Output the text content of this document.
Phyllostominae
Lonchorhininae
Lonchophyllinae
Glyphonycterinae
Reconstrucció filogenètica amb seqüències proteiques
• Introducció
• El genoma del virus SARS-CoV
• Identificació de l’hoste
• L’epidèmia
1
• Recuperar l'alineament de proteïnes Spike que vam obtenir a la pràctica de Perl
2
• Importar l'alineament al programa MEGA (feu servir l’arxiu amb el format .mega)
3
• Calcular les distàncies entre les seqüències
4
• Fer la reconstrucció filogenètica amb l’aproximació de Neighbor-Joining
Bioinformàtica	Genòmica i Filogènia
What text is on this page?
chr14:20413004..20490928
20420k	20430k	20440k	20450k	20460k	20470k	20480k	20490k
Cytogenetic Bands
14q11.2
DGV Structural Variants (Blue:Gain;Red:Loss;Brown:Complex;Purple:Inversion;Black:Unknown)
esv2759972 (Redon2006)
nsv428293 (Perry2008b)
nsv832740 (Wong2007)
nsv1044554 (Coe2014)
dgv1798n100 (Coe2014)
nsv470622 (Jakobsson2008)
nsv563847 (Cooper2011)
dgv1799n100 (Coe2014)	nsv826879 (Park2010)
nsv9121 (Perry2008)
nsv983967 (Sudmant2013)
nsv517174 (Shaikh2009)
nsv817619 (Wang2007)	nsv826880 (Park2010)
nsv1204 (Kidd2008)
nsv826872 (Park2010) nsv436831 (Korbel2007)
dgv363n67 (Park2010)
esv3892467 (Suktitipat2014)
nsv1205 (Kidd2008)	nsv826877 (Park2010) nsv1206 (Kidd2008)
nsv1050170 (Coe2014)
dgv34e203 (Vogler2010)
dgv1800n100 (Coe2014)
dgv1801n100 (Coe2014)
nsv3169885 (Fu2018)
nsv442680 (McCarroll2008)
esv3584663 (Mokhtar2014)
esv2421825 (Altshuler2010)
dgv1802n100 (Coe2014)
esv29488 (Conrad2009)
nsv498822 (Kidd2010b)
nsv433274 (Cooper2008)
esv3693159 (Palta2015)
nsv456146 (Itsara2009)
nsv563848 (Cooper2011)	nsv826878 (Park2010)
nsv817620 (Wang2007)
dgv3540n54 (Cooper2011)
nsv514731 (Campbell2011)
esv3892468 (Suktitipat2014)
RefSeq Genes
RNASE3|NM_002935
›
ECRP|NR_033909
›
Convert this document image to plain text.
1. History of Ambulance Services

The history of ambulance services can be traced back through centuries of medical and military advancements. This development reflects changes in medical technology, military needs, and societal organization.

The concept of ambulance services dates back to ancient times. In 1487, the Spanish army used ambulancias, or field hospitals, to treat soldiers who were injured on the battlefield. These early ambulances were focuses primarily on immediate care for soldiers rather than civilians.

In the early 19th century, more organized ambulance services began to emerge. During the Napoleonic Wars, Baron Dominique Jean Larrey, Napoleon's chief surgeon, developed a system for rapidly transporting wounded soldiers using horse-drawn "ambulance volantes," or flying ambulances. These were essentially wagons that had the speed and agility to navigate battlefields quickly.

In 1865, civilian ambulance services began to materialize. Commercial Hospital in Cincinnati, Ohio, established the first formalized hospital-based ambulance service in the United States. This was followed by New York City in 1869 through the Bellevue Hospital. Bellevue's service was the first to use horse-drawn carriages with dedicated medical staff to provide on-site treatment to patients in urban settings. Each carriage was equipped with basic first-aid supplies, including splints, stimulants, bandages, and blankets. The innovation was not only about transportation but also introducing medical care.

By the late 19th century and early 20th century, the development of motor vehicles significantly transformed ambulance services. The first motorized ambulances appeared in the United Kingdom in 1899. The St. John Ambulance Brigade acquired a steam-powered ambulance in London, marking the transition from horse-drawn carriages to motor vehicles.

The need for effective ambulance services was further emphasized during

• • •

=== Exercise requirements ===
Copy each line of the material exactly as written.

=== Result of the exercise ===
Output the text content of this document.
Phyllostominae
Lonchorhininae
Lonchophyllinae
Glyphonycterinae
Reconstrucció filogenètica amb seqüències proteiques
• Introducció
• El genoma del virus SARS-CoV
• Identificació de l’hoste
• L’epidèmia
1
• Recuperar l'alineament de proteïnes Spike que vam obtenir a la pràctica de Perl
2
• Importar l'alineament al programa MEGA (feu servir l’arxiu amb el format .mega)
3
• Calcular les distàncies entre les seqüències
4
• Fer la reconstrucció filogenètica amb l’aproximació de Neighbor-Joining
Bioinformàtica	Genòmica i Filogènia
What text is on this page?
chr14:20413004..20490928
20420k	20430k	20440k	20450k	20460k	20470k	20480k	20490k
Cytogenetic Bands
14q11.2
DGV Structural Variants (Blue:Gain;Red:Loss;Brown:Complex;Purple:Inversion;Black:Unknown)
esv2759972 (Redon2006)
nsv428293 (Perry2008b)
nsv832740 (Wong2007)
nsv1044554 (Coe2014)
dgv1798n100 (Coe2014)
nsv470622 (Jakobsson2008)
nsv563847 (Cooper2011)
dgv1799n100 (Coe2014)	nsv826879 (Park2010)
nsv9121 (Perry2008)
nsv983967 (Sudmant2013)
nsv517174 (Shaikh2009)
nsv817619 (Wang2007)	nsv826880 (Park2010)
nsv1204 (Kidd2008)
nsv826872 (Park2010) nsv436831 (Korbel2007)
dgv363n67 (Park2010)
esv3892467 (Suktitipat2014)
nsv1205 (Kidd2008)	nsv826877 (Park2010) nsv1206 (Kidd2008)
nsv1050170 (Coe2014)
dgv34e203 (Vogler2010)
dgv1800n100 (Coe2014)
dgv1801n100 (Coe2014)
nsv3169885 (Fu2018)
nsv442680 (McCarroll2008)
esv3584663 (Mokhtar2014)
esv2421825 (Altshuler2010)
dgv1802n100 (Coe2014)
esv29488 (Conrad2009)
nsv498822 (Kidd2010b)
nsv433274 (Cooper2008)
esv3693159 (Palta2015)
nsv456146 (Itsara2009)
nsv563848 (Cooper2011)	nsv826878 (Park2010)
nsv817620 (Wang2007)
dgv3540n54 (Cooper2011)
nsv514731 (Campbell2011)
esv3892468 (Suktitipat2014)
RefSeq Genes
RNASE3|NM_002935
›
ECRP|NR_033909
›
Convert this document image to plain text.
1. History of Ambulance Services

The history of ambulance services can be traced back through centuries of medical and military advancements. This development reflects changes in medical technology, military needs, and societal organization.

The concept of ambulance services dates back to ancient times. In 1487, the Spanish army used ambulancias, or field hospitals, to treat soldiers who were injured on the battlefield. These early ambulances were focuses primarily on immediate care for soldiers rather than civilians.

In the early 19th century, more organized ambulance services began to emerge. During the Napoleonic Wars, Baron Dominique Jean Larrey, Napoleon's chief surgeon, developed a system for rapidly transporting wounded soldiers using horse-drawn "ambulance volantes," or flying ambulances. These were essentially wagons that had the speed and agility to navigate battlefields quickly.

In 1865, civilian ambulance services began to materialize. Commercial Hospital in Cincinnati, Ohio, established the first formalized hospital-based ambulance service in the United States. This was followed by New York City in 1869 through the Bellevue Hospital. Bellevue's service was the first to use horse-drawn carriages with dedicated medical staff to provide on-site treatment to patients in urban settings. Each carriage was equipped with basic first-aid supplies, including splints, stimulants, bandages, and blankets. The innovation was not only about transportation but also introducing medical care.

By the late 19th century and early 20th century, the development of motor vehicles significantly transformed ambulance services. The first motorized ambulances appeared in the United Kingdom in 1899. The St. John Ambulance Brigade acquired a steam-powered ambulance in London, marking the transition from horse-drawn carriages to motor vehicles.

The need for effective ambulance services was further emphasized during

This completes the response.